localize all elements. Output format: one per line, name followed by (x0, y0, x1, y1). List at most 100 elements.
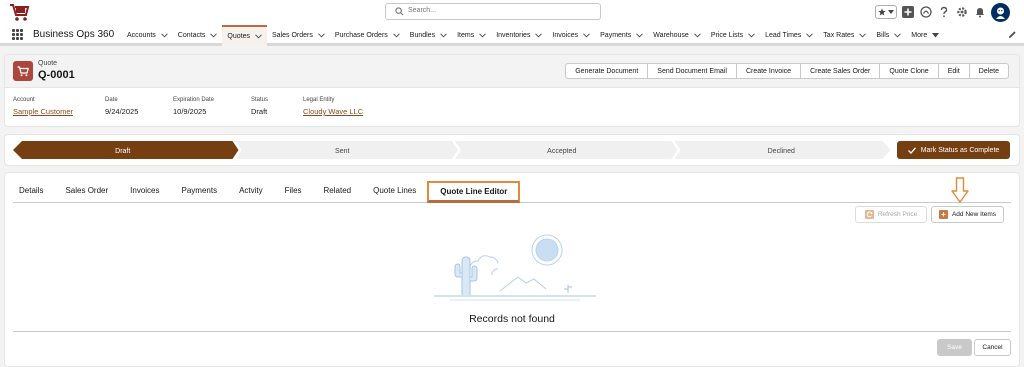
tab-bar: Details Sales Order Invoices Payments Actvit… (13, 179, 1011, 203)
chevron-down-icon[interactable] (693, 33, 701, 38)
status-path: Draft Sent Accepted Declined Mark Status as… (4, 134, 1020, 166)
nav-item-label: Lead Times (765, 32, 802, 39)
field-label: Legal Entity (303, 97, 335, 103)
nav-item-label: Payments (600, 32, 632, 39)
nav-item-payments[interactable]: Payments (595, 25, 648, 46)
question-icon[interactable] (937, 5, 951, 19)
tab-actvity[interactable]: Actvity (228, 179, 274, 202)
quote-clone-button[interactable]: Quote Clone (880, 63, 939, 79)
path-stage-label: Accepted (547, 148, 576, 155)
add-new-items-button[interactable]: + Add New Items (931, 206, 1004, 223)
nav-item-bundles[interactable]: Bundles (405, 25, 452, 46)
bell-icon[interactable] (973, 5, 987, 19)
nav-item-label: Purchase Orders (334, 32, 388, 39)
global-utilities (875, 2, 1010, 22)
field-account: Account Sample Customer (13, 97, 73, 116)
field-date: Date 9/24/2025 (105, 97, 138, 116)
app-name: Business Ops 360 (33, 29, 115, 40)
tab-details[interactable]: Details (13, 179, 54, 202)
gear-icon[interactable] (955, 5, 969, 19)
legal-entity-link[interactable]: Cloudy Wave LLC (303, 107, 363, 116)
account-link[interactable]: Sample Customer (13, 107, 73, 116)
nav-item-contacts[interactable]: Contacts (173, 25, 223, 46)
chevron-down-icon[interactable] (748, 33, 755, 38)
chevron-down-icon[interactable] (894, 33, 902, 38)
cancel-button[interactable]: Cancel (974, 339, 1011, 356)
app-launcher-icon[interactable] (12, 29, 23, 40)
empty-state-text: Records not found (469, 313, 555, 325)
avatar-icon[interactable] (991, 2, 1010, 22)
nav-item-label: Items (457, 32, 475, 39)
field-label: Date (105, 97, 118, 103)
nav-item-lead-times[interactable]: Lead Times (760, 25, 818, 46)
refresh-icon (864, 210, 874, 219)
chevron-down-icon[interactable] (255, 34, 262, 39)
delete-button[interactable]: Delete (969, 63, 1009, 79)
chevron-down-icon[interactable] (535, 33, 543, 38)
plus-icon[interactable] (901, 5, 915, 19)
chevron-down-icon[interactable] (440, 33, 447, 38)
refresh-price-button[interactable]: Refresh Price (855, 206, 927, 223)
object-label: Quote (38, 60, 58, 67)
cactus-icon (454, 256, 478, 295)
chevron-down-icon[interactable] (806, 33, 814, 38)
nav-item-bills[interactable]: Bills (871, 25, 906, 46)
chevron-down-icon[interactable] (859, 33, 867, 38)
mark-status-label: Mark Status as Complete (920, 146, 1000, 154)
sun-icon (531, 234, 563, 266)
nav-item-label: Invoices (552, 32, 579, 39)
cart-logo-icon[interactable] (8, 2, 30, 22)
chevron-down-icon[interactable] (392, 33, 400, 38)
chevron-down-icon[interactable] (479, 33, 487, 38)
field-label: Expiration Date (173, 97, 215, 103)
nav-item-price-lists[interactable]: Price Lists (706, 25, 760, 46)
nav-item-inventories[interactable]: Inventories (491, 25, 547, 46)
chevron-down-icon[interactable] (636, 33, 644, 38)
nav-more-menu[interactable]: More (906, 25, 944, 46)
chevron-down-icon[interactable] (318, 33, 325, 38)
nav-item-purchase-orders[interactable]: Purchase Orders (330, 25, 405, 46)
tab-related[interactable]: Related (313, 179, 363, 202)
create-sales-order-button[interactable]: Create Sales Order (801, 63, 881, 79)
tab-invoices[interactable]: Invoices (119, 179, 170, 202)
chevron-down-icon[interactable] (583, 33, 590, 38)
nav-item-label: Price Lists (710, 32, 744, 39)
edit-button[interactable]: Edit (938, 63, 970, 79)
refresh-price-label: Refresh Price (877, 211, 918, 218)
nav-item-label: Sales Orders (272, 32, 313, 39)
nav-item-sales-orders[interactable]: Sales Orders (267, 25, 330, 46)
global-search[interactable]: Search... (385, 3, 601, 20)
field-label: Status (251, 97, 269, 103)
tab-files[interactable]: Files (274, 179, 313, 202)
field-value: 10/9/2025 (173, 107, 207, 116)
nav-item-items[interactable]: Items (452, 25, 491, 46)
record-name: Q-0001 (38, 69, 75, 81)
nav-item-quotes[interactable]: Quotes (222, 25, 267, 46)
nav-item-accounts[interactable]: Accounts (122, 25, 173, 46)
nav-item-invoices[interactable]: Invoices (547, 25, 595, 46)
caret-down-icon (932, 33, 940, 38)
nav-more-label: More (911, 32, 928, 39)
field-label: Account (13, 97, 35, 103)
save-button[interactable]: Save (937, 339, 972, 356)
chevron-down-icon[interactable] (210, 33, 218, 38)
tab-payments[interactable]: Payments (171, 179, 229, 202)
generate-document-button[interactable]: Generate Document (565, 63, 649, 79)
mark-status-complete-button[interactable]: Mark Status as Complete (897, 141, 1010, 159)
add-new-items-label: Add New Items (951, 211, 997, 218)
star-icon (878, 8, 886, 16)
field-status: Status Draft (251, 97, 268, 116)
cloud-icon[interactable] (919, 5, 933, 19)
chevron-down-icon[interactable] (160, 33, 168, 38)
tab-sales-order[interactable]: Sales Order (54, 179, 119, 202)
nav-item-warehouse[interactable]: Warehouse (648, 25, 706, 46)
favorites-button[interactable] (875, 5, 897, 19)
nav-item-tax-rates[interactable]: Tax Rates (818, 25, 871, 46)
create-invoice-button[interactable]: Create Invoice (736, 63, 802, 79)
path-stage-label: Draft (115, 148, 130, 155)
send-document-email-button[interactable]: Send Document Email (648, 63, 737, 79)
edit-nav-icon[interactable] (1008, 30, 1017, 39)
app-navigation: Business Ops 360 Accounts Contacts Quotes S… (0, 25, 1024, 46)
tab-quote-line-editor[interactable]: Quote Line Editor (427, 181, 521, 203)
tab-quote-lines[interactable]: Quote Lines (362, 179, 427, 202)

What to produce: Convert the lines of every row above into a JSON list of strings, one string per line, with blank lines dropped. Leave the pictures out of the answer.

Final answer:
[
  "localize all elements. Output format: one per line, name followed by (x0, y0, x1, y1). List at most 100 elements.",
  "tab-bar: Details Sales Order Invoices Payments Actvit… (13, 179, 1011, 203)",
  "chevron-down-icon[interactable] (693, 33, 701, 38)",
  "status-path: Draft Sent Accepted Declined Mark Status as… (4, 134, 1020, 166)",
  "nav-item-label: Lead Times (765, 32, 802, 39)",
  "field-label: Legal Entity (303, 97, 335, 103)",
  "nav-item-label: Payments (600, 32, 632, 39)",
  "nav-item-payments[interactable]: Payments (595, 25, 648, 46)",
  "question-icon[interactable] (937, 5, 951, 19)",
  "tab-actvity[interactable]: Actvity (228, 179, 274, 202)",
  "quote-clone-button[interactable]: Quote Clone (880, 63, 939, 79)",
  "path-stage-label: Accepted (547, 148, 576, 155)",
  "add-new-items-button[interactable]: + Add New Items (931, 206, 1004, 223)",
  "nav-item-bundles[interactable]: Bundles (405, 25, 452, 46)",
  "bell-icon[interactable] (973, 5, 987, 19)",
  "nav-item-label: Purchase Orders (334, 32, 388, 39)",
  "global-utilities (875, 2, 1010, 22)",
  "field-account: Account Sample Customer (13, 97, 73, 116)",
  "field-date: Date 9/24/2025 (105, 97, 138, 116)",
  "app-name: Business Ops 360 (33, 29, 115, 40)",
  "tab-details[interactable]: Details (13, 179, 54, 202)",
  "gear-icon[interactable] (955, 5, 969, 19)",
  "legal-entity-link[interactable]: Cloudy Wave LLC (303, 107, 363, 116)",
  "account-link[interactable]: Sample Customer (13, 107, 73, 116)",
  "nav-item-contacts[interactable]: Contacts (173, 25, 223, 46)",
  "chevron-down-icon[interactable] (748, 33, 755, 38)",
  "chevron-down-icon[interactable] (894, 33, 902, 38)",
  "cancel-button[interactable]: Cancel (974, 339, 1011, 356)",
  "app-launcher-icon[interactable] (12, 29, 23, 40)",
  "empty-state-text: Records not found (469, 313, 555, 325)",
  "avatar-icon[interactable] (991, 2, 1010, 22)",
  "nav-item-label: Items (457, 32, 475, 39)",
  "field-label: Date (105, 97, 118, 103)",
  "nav-item-lead-times[interactable]: Lead Times (760, 25, 818, 46)",
  "refresh-icon (864, 210, 874, 219)",
  "chevron-down-icon[interactable] (255, 34, 262, 39)",
  "delete-button[interactable]: Delete (969, 63, 1009, 79)",
  "chevron-down-icon[interactable] (535, 33, 543, 38)",
  "plus-icon[interactable] (901, 5, 915, 19)",
  "chevron-down-icon[interactable] (440, 33, 447, 38)",
  "refresh-price-button[interactable]: Refresh Price (855, 206, 927, 223)",
  "object-label: Quote (38, 60, 58, 67)",
  "cactus-icon (454, 256, 478, 295)",
  "chevron-down-icon[interactable] (806, 33, 814, 38)",
  "nav-item-bills[interactable]: Bills (871, 25, 906, 46)",
  "chevron-down-icon[interactable] (859, 33, 867, 38)",
  "mark-status-label: Mark Status as Complete (920, 146, 1000, 154)",
  "sun-icon (531, 234, 563, 266)",
  "nav-item-label: Invoices (552, 32, 579, 39)",
  "cart-logo-icon[interactable] (8, 2, 30, 22)",
  "chevron-down-icon[interactable] (392, 33, 400, 38)",
  "chevron-down-icon[interactable] (479, 33, 487, 38)",
  "field-label: Expiration Date (173, 97, 215, 103)",
  "nav-item-price-lists[interactable]: Price Lists (706, 25, 760, 46)",
  "nav-item-inventories[interactable]: Inventories (491, 25, 547, 46)",
  "chevron-down-icon[interactable] (636, 33, 644, 38)",
  "nav-more-menu[interactable]: More (906, 25, 944, 46)",
  "chevron-down-icon[interactable] (318, 33, 325, 38)",
  "nav-item-purchase-orders[interactable]: Purchase Orders (330, 25, 405, 46)",
  "tab-related[interactable]: Related (313, 179, 363, 202)",
  "create-sales-order-button[interactable]: Create Sales Order (801, 63, 881, 79)",
  "tab-invoices[interactable]: Invoices (119, 179, 170, 202)",
  "chevron-down-icon[interactable] (583, 33, 590, 38)",
  "nav-item-label: Price Lists (710, 32, 744, 39)",
  "edit-button[interactable]: Edit (938, 63, 970, 79)",
  "refresh-price-label: Refresh Price (877, 211, 918, 218)",
  "nav-item-label: Sales Orders (272, 32, 313, 39)",
  "nav-item-sales-orders[interactable]: Sales Orders (267, 25, 330, 46)",
  "global-search[interactable]: Search... (385, 3, 601, 20)",
  "field-label: Status (251, 97, 269, 103)",
  "tab-files[interactable]: Files (274, 179, 313, 202)",
  "field-value: 10/9/2025 (173, 107, 207, 116)",
  "nav-item-items[interactable]: Items (452, 25, 491, 46)",
  "record-name: Q-0001 (38, 69, 75, 81)",
  "nav-item-quotes[interactable]: Quotes (222, 25, 267, 46)",
  "nav-item-accounts[interactable]: Accounts (122, 25, 173, 46)",
  "nav-item-invoices[interactable]: Invoices (547, 25, 595, 46)",
  "caret-down-icon (932, 33, 940, 38)",
  "nav-more-label: More (911, 32, 928, 39)",
  "field-label: Account (13, 97, 35, 103)",
  "save-button[interactable]: Save (937, 339, 972, 356)",
  "chevron-down-icon[interactable] (210, 33, 218, 38)",
  "tab-payments[interactable]: Payments (171, 179, 229, 202)",
  "generate-document-button[interactable]: Generate Document (565, 63, 649, 79)",
  "mark-status-complete-button[interactable]: Mark Status as Complete (897, 141, 1010, 159)",
  "add-new-items-label: Add New Items (951, 211, 997, 218)",
  "star-icon (878, 8, 886, 16)",
  "field-status: Status Draft (251, 97, 268, 116)",
  "cloud-icon[interactable] (919, 5, 933, 19)",
  "chevron-down-icon[interactable] (160, 33, 168, 38)",
  "tab-sales-order[interactable]: Sales Order (54, 179, 119, 202)",
  "nav-item-warehouse[interactable]: Warehouse (648, 25, 706, 46)",
  "favorites-button[interactable] (875, 5, 897, 19)",
  "nav-item-tax-rates[interactable]: Tax Rates (818, 25, 871, 46)",
  "create-invoice-button[interactable]: Create Invoice (736, 63, 802, 79)",
  "path-stage-label: Draft (115, 148, 130, 155)",
  "send-document-email-button[interactable]: Send Document Email (648, 63, 737, 79)",
  "edit-nav-icon[interactable] (1008, 30, 1017, 39)",
  "app-navigation: Business Ops 360 Accounts Contacts Quotes S… (0, 25, 1024, 46)",
  "tab-quote-line-editor[interactable]: Quote Line Editor (427, 181, 521, 203)",
  "tab-quote-lines[interactable]: Quote Lines (362, 179, 427, 202)"
]